======== SUPPLIED RECORDS ========
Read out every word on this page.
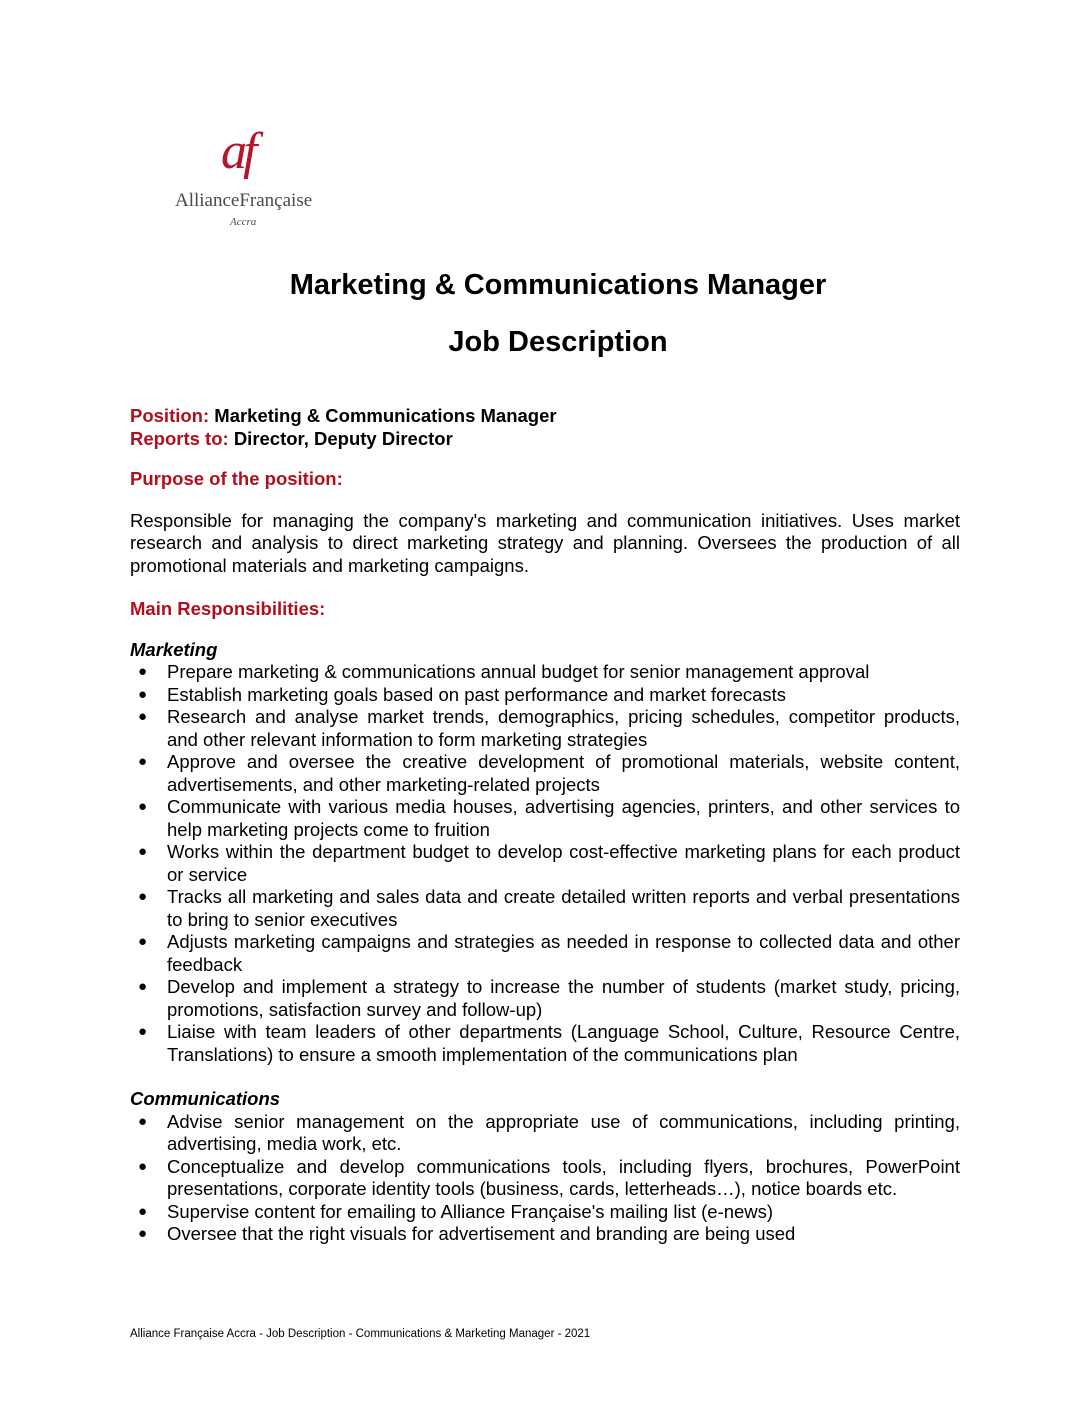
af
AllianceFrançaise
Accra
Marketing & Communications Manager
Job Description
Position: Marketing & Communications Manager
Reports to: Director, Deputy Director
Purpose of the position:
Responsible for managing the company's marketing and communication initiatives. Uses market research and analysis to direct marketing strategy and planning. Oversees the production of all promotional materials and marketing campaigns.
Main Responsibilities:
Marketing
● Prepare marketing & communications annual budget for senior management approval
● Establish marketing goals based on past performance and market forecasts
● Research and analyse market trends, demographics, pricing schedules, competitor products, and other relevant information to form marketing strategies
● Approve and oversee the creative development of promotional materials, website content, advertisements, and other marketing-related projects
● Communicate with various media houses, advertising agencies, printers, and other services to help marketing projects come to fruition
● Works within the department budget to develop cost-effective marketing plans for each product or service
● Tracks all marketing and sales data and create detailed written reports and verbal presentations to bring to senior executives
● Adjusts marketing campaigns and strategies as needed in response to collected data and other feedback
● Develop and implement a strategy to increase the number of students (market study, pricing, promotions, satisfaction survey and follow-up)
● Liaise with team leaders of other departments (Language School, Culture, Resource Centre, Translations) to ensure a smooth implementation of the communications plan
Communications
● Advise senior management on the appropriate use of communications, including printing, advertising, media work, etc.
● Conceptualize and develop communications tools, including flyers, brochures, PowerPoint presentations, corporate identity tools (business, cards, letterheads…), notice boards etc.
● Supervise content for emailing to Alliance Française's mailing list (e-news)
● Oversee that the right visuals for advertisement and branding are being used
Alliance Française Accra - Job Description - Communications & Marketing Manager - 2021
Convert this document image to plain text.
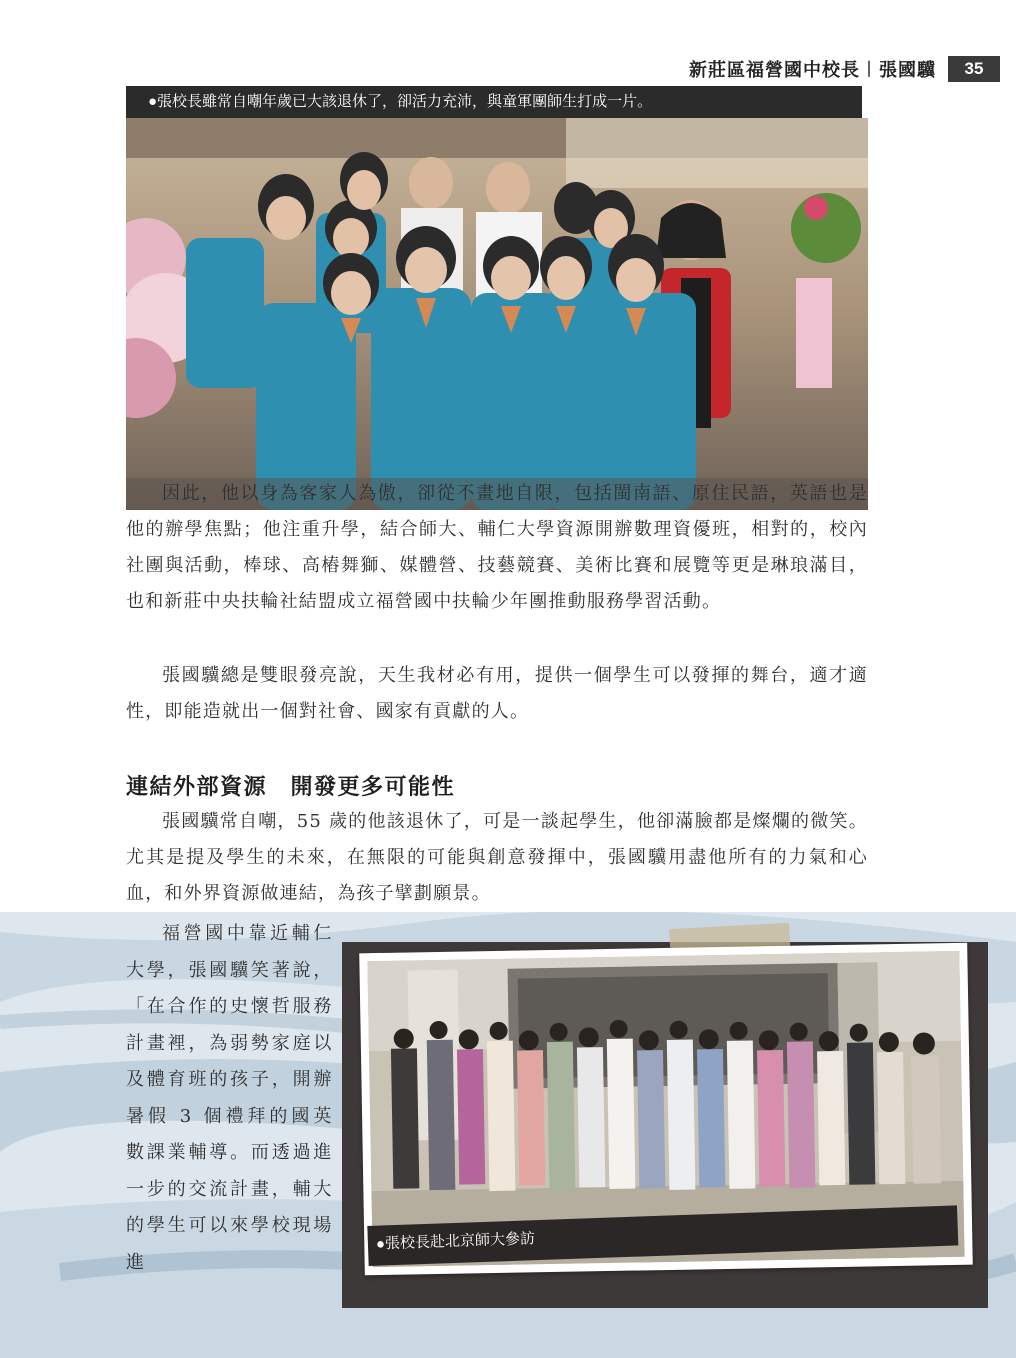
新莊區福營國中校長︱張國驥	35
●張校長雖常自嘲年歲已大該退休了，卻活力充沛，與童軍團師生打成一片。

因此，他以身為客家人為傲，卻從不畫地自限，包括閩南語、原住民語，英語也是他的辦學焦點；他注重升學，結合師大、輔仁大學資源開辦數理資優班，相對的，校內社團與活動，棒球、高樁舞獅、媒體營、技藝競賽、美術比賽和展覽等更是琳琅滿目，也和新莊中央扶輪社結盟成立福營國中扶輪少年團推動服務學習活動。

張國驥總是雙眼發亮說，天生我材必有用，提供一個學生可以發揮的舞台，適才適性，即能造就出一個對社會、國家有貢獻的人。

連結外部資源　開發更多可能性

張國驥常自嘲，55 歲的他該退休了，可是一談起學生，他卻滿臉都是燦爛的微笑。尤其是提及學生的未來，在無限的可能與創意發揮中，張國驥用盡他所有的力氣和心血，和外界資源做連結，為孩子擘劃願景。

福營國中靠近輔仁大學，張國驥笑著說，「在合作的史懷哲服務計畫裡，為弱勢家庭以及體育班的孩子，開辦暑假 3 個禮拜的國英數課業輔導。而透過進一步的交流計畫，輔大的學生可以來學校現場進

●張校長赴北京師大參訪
========
======== SUPPLIED RECORDS ========
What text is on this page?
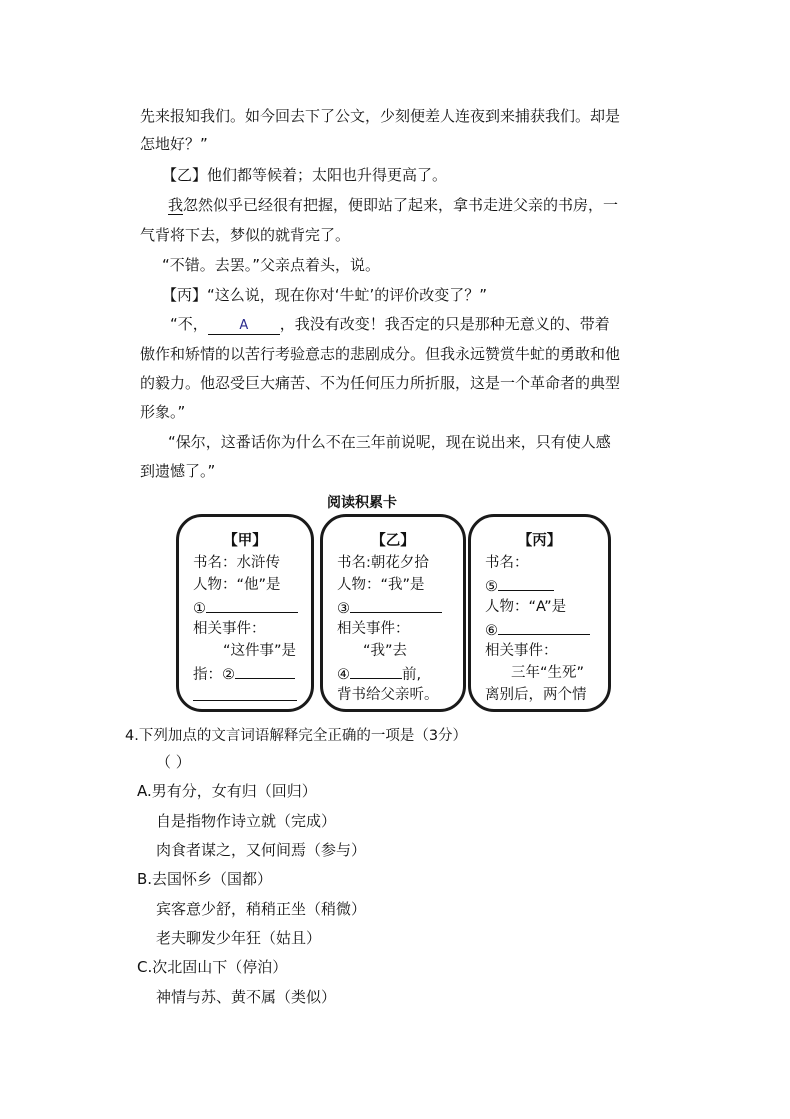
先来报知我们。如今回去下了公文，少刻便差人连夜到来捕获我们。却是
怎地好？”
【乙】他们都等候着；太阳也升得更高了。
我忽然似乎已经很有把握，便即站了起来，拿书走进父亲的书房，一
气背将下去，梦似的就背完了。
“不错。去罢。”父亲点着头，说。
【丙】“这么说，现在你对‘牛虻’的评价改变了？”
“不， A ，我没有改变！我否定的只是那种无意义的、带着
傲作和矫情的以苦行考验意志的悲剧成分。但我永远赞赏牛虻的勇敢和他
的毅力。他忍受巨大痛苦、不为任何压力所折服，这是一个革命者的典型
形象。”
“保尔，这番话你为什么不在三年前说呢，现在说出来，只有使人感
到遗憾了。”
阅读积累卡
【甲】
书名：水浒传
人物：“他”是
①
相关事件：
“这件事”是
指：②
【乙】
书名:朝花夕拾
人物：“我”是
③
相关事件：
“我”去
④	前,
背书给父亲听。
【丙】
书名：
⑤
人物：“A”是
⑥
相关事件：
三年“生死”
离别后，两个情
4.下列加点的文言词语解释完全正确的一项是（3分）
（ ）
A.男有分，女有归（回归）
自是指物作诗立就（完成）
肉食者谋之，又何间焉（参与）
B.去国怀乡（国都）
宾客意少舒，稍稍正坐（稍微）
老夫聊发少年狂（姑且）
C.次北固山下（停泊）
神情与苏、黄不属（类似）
========
#### SHORT TASK
How many lines in these entries hold the string "Accra"? Answer with the number alone.

#### EXERCISE OUTPUT
2